START Supplied data

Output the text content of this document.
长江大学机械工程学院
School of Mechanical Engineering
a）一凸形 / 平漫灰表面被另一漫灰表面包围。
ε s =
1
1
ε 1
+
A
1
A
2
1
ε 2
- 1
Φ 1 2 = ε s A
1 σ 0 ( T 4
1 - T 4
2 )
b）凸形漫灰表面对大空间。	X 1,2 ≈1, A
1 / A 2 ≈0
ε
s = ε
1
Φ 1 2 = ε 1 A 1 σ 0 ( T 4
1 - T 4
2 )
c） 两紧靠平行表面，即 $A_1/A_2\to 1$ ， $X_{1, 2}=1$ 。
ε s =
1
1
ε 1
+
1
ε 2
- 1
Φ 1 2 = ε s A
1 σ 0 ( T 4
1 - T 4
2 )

END Supplied data

Stated exercise
Please restate the records in full, word for word.

Answer to the problem
Output the text content of this document.
长江大学机械工程学院
School of Mechanical Engineering
a）一凸形 / 平漫灰表面被另一漫灰表面包围。
ε s =
1
1
ε 1
+
A
1
A
2
1
ε 2
- 1
Φ 1 2 = ε s A
1 σ 0 ( T 4
1 - T 4
2 )
b）凸形漫灰表面对大空间。	X 1,2 ≈1, A
1 / A 2 ≈0
ε
s = ε
1
Φ 1 2 = ε 1 A 1 σ 0 ( T 4
1 - T 4
2 )
c） 两紧靠平行表面，即 $A_1/A_2\to 1$ ， $X_{1, 2}=1$ 。
ε s =
1
1
ε 1
+
1
ε 2
- 1
Φ 1 2 = ε s A
1 σ 0 ( T 4
1 - T 4
2 )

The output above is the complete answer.